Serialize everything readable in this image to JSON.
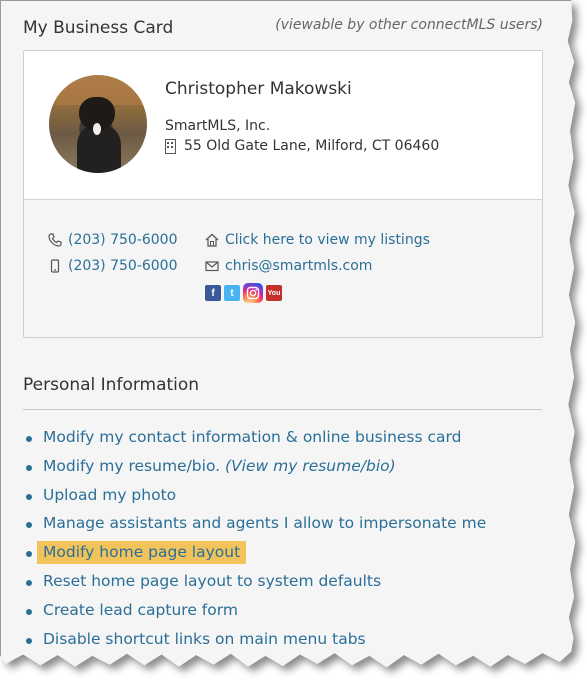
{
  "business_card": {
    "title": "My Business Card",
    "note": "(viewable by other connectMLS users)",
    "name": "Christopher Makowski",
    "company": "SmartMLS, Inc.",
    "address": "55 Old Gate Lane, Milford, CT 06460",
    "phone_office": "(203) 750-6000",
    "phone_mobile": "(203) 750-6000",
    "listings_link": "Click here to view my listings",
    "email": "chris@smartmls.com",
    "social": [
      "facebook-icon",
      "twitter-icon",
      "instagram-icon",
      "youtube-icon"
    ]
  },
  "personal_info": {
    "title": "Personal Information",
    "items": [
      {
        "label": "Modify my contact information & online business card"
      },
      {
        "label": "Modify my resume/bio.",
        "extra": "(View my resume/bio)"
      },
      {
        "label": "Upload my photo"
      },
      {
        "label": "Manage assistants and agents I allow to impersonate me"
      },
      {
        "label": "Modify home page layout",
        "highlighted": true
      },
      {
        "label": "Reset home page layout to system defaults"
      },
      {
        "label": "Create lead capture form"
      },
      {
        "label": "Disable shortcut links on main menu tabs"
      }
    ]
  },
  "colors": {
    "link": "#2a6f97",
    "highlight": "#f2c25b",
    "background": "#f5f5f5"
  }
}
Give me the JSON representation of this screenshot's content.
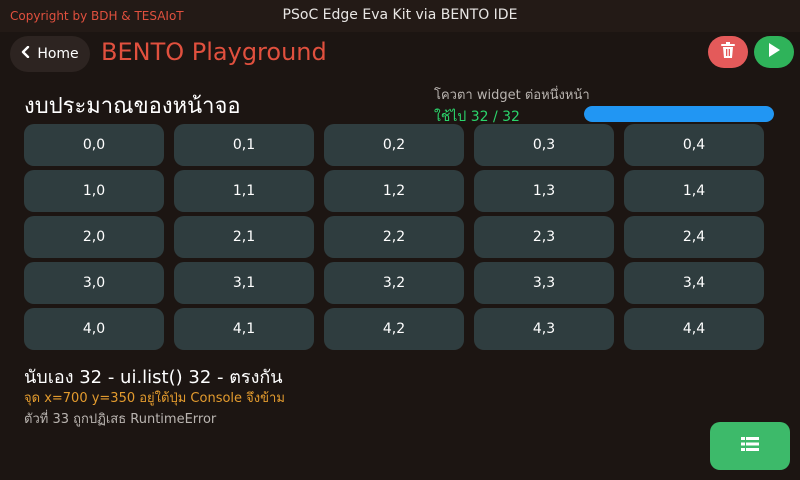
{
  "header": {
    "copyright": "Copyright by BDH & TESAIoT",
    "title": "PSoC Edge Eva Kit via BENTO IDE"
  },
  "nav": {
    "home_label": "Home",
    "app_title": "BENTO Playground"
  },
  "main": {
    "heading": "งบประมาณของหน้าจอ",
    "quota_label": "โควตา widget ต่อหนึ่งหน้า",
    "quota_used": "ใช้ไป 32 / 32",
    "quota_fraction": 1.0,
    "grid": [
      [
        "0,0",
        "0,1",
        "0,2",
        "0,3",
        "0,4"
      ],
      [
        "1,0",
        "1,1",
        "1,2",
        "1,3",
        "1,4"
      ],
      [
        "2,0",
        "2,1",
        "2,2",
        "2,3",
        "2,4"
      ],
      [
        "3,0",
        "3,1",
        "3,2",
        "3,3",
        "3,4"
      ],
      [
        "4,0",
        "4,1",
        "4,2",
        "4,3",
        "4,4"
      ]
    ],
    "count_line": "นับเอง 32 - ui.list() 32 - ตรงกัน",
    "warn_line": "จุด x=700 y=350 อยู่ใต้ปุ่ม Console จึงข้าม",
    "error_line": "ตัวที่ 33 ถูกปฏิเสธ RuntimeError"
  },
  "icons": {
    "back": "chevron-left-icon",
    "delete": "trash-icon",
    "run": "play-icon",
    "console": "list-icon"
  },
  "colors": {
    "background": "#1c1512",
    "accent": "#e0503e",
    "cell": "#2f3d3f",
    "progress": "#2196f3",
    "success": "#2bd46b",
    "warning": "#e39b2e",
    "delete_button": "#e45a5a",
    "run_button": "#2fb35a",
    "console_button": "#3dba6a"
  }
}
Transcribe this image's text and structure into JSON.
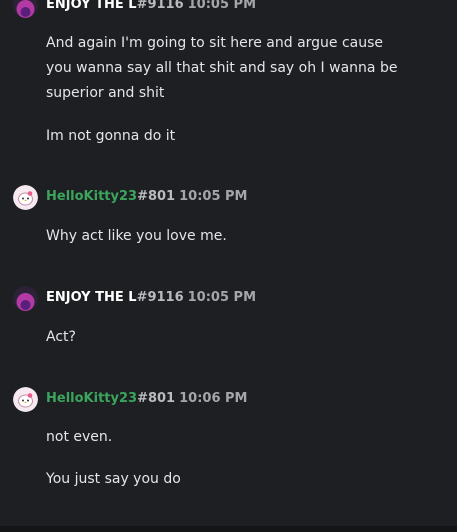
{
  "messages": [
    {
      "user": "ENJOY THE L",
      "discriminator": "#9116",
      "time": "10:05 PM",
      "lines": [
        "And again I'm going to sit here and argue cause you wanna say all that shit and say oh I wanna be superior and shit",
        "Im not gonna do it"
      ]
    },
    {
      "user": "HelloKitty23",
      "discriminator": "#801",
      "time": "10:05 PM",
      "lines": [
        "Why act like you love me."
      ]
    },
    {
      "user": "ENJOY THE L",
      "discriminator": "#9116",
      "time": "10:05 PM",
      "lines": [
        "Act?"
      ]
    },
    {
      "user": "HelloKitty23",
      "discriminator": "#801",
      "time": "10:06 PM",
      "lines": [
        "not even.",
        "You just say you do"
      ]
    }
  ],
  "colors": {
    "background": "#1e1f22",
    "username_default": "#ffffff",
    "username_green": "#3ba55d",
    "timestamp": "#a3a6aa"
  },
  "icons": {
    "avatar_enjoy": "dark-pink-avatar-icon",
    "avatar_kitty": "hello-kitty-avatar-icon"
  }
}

==*==

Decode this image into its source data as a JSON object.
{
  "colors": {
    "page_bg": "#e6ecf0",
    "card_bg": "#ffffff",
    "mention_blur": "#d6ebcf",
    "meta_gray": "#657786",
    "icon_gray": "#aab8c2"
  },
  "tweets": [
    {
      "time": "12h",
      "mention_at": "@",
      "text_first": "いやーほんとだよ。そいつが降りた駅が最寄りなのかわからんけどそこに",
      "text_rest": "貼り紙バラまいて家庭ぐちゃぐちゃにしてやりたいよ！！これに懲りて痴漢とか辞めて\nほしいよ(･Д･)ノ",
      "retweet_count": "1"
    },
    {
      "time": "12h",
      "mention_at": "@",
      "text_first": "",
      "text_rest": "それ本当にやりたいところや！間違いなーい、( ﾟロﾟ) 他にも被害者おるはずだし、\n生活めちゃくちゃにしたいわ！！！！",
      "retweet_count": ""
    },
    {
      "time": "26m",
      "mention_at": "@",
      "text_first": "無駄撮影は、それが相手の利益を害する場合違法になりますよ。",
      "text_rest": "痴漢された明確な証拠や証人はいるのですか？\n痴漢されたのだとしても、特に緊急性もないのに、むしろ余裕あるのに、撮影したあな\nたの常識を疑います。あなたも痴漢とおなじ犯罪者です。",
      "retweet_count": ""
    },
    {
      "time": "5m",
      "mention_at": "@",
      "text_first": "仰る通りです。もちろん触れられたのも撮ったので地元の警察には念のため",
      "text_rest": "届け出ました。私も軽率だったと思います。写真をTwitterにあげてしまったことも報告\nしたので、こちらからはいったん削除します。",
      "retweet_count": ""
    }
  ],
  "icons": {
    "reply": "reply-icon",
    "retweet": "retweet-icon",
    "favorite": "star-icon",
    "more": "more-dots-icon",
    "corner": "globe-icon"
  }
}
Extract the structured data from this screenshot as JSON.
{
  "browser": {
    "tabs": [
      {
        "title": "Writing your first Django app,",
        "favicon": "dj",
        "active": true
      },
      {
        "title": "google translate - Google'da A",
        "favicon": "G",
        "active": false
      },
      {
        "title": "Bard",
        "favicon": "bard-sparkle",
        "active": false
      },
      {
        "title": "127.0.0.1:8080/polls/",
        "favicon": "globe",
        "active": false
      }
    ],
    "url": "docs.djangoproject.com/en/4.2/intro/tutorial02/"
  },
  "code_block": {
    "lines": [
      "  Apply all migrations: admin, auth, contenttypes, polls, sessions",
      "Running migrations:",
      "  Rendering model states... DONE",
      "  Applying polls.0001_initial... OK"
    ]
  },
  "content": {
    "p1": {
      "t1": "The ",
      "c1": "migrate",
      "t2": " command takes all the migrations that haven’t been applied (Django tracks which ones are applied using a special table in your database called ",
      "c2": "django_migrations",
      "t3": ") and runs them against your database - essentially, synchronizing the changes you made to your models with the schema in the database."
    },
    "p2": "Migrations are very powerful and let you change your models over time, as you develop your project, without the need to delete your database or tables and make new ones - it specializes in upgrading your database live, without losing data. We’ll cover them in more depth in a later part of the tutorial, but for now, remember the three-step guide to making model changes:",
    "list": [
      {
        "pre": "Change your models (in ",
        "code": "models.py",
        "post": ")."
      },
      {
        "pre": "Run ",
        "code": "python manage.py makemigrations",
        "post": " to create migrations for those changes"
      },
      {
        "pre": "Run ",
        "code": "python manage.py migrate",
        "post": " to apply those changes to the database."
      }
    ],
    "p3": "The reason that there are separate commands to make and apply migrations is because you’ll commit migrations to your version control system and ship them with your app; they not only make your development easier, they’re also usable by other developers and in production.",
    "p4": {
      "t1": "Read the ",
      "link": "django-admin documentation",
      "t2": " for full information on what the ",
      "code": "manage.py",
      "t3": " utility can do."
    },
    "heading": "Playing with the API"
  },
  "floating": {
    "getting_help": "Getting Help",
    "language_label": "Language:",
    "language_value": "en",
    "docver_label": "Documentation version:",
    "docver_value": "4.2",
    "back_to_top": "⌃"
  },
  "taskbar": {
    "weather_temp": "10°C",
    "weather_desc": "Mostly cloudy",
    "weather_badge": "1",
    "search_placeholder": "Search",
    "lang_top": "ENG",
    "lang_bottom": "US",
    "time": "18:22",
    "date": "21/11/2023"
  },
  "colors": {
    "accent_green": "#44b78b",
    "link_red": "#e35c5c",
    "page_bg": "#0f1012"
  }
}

==*==

## PROBLEM DETAILS
Copy out every line from the material above in which the word "Modify" appears.

## RESULT FOR THIS EXERCISE
        "label": "Modify my contact information & online business card"
        "label": "Modify my resume/bio.",
        "label": "Modify home page layout",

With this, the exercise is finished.